» Description of the task: Copy every line of the records below where the word "text" occurs.
|---|
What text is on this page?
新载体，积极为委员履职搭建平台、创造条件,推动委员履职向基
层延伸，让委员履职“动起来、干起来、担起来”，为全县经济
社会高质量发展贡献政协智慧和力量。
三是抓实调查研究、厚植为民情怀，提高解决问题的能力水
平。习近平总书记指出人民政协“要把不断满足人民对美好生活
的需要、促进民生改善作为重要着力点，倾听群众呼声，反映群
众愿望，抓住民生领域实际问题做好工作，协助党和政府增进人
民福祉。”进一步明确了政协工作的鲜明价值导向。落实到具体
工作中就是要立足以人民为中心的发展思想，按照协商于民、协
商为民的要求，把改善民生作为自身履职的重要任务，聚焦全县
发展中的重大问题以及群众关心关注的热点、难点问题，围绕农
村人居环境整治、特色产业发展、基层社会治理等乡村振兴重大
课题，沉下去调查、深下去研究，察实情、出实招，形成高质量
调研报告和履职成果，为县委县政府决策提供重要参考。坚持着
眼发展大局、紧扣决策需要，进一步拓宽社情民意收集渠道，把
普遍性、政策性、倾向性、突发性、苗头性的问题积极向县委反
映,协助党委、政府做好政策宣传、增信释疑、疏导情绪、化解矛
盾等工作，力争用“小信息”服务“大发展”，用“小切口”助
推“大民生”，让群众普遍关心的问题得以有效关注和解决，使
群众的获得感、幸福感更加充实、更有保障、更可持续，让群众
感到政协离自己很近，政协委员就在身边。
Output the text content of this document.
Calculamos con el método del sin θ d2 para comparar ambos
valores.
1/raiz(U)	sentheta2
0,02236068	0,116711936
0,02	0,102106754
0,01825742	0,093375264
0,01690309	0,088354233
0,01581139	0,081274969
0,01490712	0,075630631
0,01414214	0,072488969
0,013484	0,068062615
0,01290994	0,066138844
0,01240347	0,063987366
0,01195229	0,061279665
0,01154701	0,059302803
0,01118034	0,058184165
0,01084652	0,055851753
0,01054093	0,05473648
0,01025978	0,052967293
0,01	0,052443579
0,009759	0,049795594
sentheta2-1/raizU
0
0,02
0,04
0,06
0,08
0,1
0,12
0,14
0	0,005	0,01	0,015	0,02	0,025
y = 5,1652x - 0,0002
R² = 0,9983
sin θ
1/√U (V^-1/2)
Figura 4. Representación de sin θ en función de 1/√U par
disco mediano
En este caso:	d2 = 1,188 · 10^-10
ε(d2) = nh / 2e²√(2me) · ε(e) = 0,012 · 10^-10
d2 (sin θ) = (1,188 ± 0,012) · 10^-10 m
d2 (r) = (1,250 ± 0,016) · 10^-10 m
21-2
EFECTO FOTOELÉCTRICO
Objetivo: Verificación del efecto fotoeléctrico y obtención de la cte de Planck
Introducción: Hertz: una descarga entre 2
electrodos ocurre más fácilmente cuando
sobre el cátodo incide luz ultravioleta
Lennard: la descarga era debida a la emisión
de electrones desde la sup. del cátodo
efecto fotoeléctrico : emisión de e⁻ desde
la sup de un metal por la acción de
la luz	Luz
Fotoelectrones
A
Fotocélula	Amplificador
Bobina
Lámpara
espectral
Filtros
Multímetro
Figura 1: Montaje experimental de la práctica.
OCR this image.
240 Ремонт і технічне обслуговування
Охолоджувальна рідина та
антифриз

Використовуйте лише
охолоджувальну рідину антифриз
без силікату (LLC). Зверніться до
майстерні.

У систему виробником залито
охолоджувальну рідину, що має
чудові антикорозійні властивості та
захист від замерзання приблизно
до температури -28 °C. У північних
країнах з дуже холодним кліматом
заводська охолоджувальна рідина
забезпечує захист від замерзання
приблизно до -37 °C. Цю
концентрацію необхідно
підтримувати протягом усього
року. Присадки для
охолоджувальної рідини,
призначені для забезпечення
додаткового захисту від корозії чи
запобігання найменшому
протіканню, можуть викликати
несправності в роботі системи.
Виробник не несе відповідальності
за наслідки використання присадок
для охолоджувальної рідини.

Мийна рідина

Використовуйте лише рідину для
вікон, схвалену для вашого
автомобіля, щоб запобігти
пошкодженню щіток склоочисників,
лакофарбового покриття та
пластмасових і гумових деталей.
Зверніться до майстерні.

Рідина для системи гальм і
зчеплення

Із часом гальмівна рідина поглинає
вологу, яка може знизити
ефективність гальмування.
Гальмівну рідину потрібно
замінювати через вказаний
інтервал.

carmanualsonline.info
|---|
» Task solution:
What text is on this page?
Output the text content of this document.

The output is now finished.